-- begin RAW RECORDS --

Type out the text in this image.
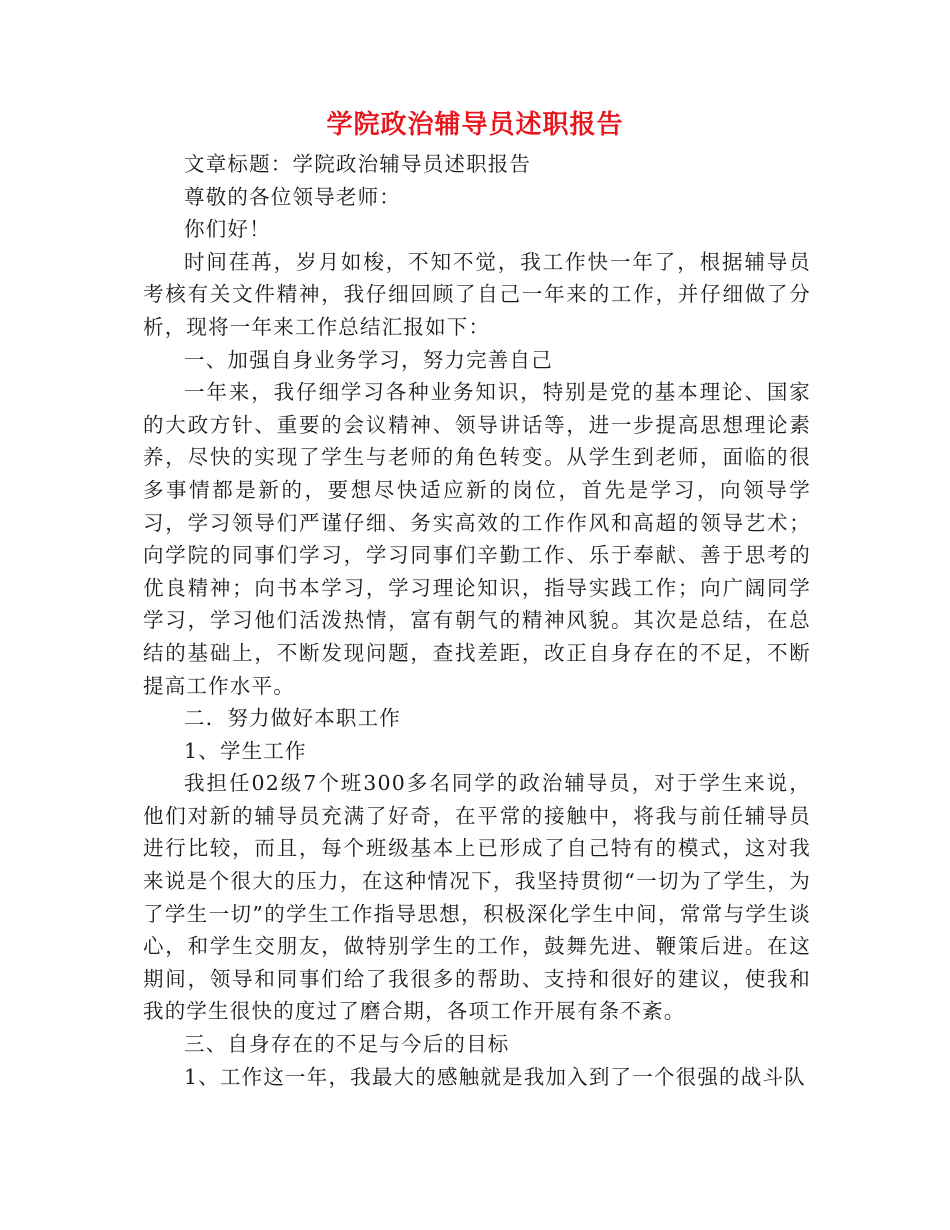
学院政治辅导员述职报告

文章标题：学院政治辅导员述职报告

尊敬的各位领导老师：

你们好！

时间荏苒，岁月如梭，不知不觉，我工作快一年了，根据辅导员考核有关文件精神，我仔细回顾了自己一年来的工作，并仔细做了分析，现将一年来工作总结汇报如下：

一、加强自身业务学习，努力完善自己

一年来，我仔细学习各种业务知识，特别是党的基本理论、国家的大政方针、重要的会议精神、领导讲话等，进一步提高思想理论素养，尽快的实现了学生与老师的角色转变。从学生到老师，面临的很多事情都是新的，要想尽快适应新的岗位，首先是学习，向领导学习，学习领导们严谨仔细、务实高效的工作作风和高超的领导艺术；向学院的同事们学习，学习同事们辛勤工作、乐于奉献、善于思考的优良精神；向书本学习，学习理论知识，指导实践工作；向广阔同学学习，学习他们活泼热情，富有朝气的精神风貌。其次是总结，在总结的基础上，不断发现问题，查找差距，改正自身存在的不足，不断提高工作水平。

二．努力做好本职工作

1、学生工作

我担任02级7个班300多名同学的政治辅导员，对于学生来说，他们对新的辅导员充满了好奇，在平常的接触中，将我与前任辅导员进行比较，而且，每个班级基本上已形成了自己特有的模式，这对我来说是个很大的压力，在这种情况下，我坚持贯彻“一切为了学生，为了学生一切”的学生工作指导思想，积极深化学生中间，常常与学生谈心，和学生交朋友，做特别学生的工作，鼓舞先进、鞭策后进。在这期间，领导和同事们给了我很多的帮助、支持和很好的建议，使我和我的学生很快的度过了磨合期，各项工作开展有条不紊。

三、自身存在的不足与今后的目标

1、工作这一年，我最大的感触就是我加入到了一个很强的战斗队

-- end RAW RECORDS --

= EXERCISE DESCRIPTION =
Copy every record character for character. Skip the pictures.

= EXERCISE RESPONSE =
Type out the text in this image.
学院政治辅导员述职报告

文章标题：学院政治辅导员述职报告

尊敬的各位领导老师：

你们好！

时间荏苒，岁月如梭，不知不觉，我工作快一年了，根据辅导员考核有关文件精神，我仔细回顾了自己一年来的工作，并仔细做了分析，现将一年来工作总结汇报如下：

一、加强自身业务学习，努力完善自己

一年来，我仔细学习各种业务知识，特别是党的基本理论、国家的大政方针、重要的会议精神、领导讲话等，进一步提高思想理论素养，尽快的实现了学生与老师的角色转变。从学生到老师，面临的很多事情都是新的，要想尽快适应新的岗位，首先是学习，向领导学习，学习领导们严谨仔细、务实高效的工作作风和高超的领导艺术；向学院的同事们学习，学习同事们辛勤工作、乐于奉献、善于思考的优良精神；向书本学习，学习理论知识，指导实践工作；向广阔同学学习，学习他们活泼热情，富有朝气的精神风貌。其次是总结，在总结的基础上，不断发现问题，查找差距，改正自身存在的不足，不断提高工作水平。

二．努力做好本职工作

1、学生工作

我担任02级7个班300多名同学的政治辅导员，对于学生来说，他们对新的辅导员充满了好奇，在平常的接触中，将我与前任辅导员进行比较，而且，每个班级基本上已形成了自己特有的模式，这对我来说是个很大的压力，在这种情况下，我坚持贯彻“一切为了学生，为了学生一切”的学生工作指导思想，积极深化学生中间，常常与学生谈心，和学生交朋友，做特别学生的工作，鼓舞先进、鞭策后进。在这期间，领导和同事们给了我很多的帮助、支持和很好的建议，使我和我的学生很快的度过了磨合期，各项工作开展有条不紊。

三、自身存在的不足与今后的目标

1、工作这一年，我最大的感触就是我加入到了一个很强的战斗队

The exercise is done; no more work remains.